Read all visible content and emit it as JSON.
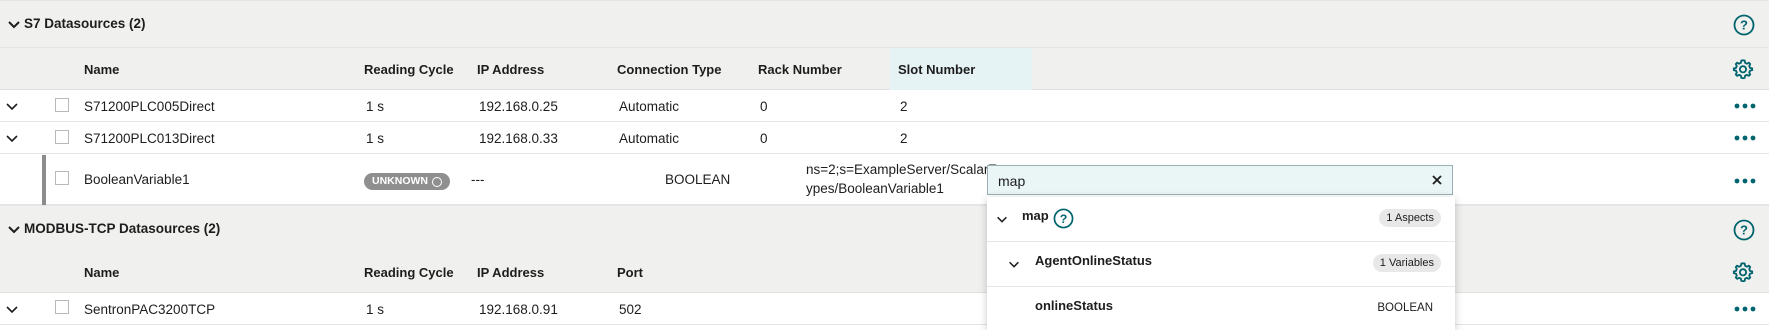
{
  "s7_section": {
    "title": "S7 Datasources (2)",
    "columns": [
      "Name",
      "Reading Cycle",
      "IP Address",
      "Connection Type",
      "Rack Number",
      "Slot Number"
    ],
    "rows": [
      {
        "name": "S71200PLC005Direct",
        "reading_cycle": "1 s",
        "ip": "192.168.0.25",
        "connection_type": "Automatic",
        "rack": "0",
        "slot": "2"
      },
      {
        "name": "S71200PLC013Direct",
        "reading_cycle": "1 s",
        "ip": "192.168.0.33",
        "connection_type": "Automatic",
        "rack": "0",
        "slot": "2"
      }
    ],
    "variable_row": {
      "name": "BooleanVariable1",
      "status_badge": "UNKNOWN",
      "dash": "---",
      "data_type": "BOOLEAN",
      "address_line1": "ns=2;s=ExampleServer/ScalarT",
      "address_line2": "ypes/BooleanVariable1"
    }
  },
  "modbus_section": {
    "title": "MODBUS-TCP Datasources (2)",
    "columns": [
      "Name",
      "Reading Cycle",
      "IP Address",
      "Port"
    ],
    "rows": [
      {
        "name": "SentronPAC3200TCP",
        "reading_cycle": "1 s",
        "ip": "192.168.0.91",
        "port": "502"
      }
    ]
  },
  "mapping_search": {
    "value": "map",
    "results": {
      "asset": {
        "label": "map",
        "count_badge": "1 Aspects"
      },
      "aspect": {
        "label": "AgentOnlineStatus",
        "count_badge": "1 Variables"
      },
      "variable": {
        "label": "onlineStatus",
        "type": "BOOLEAN"
      }
    }
  },
  "colors": {
    "accent": "#00646e",
    "header_bg": "#f0f0ee",
    "badge_grey": "#8f8f8f",
    "slot_highlight": "#e6f3f4"
  },
  "icons": [
    "chevron-down-icon",
    "help-icon",
    "gear-icon",
    "more-dots-icon",
    "close-icon",
    "checkbox-icon"
  ]
}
——
• WORK REQUIRED: Leave the images out and output the remaining material exactly as it stands.

• TASK ANSWER:
Read all visible content and emit it as JSON.
{
  "s7_section": {
    "title": "S7 Datasources (2)",
    "columns": [
      "Name",
      "Reading Cycle",
      "IP Address",
      "Connection Type",
      "Rack Number",
      "Slot Number"
    ],
    "rows": [
      {
        "name": "S71200PLC005Direct",
        "reading_cycle": "1 s",
        "ip": "192.168.0.25",
        "connection_type": "Automatic",
        "rack": "0",
        "slot": "2"
      },
      {
        "name": "S71200PLC013Direct",
        "reading_cycle": "1 s",
        "ip": "192.168.0.33",
        "connection_type": "Automatic",
        "rack": "0",
        "slot": "2"
      }
    ],
    "variable_row": {
      "name": "BooleanVariable1",
      "status_badge": "UNKNOWN",
      "dash": "---",
      "data_type": "BOOLEAN",
      "address_line1": "ns=2;s=ExampleServer/ScalarT",
      "address_line2": "ypes/BooleanVariable1"
    }
  },
  "modbus_section": {
    "title": "MODBUS-TCP Datasources (2)",
    "columns": [
      "Name",
      "Reading Cycle",
      "IP Address",
      "Port"
    ],
    "rows": [
      {
        "name": "SentronPAC3200TCP",
        "reading_cycle": "1 s",
        "ip": "192.168.0.91",
        "port": "502"
      }
    ]
  },
  "mapping_search": {
    "value": "map",
    "results": {
      "asset": {
        "label": "map",
        "count_badge": "1 Aspects"
      },
      "aspect": {
        "label": "AgentOnlineStatus",
        "count_badge": "1 Variables"
      },
      "variable": {
        "label": "onlineStatus",
        "type": "BOOLEAN"
      }
    }
  },
  "colors": {
    "accent": "#00646e",
    "header_bg": "#f0f0ee",
    "badge_grey": "#8f8f8f",
    "slot_highlight": "#e6f3f4"
  },
  "icons": [
    "chevron-down-icon",
    "help-icon",
    "gear-icon",
    "more-dots-icon",
    "close-icon",
    "checkbox-icon"
  ]
}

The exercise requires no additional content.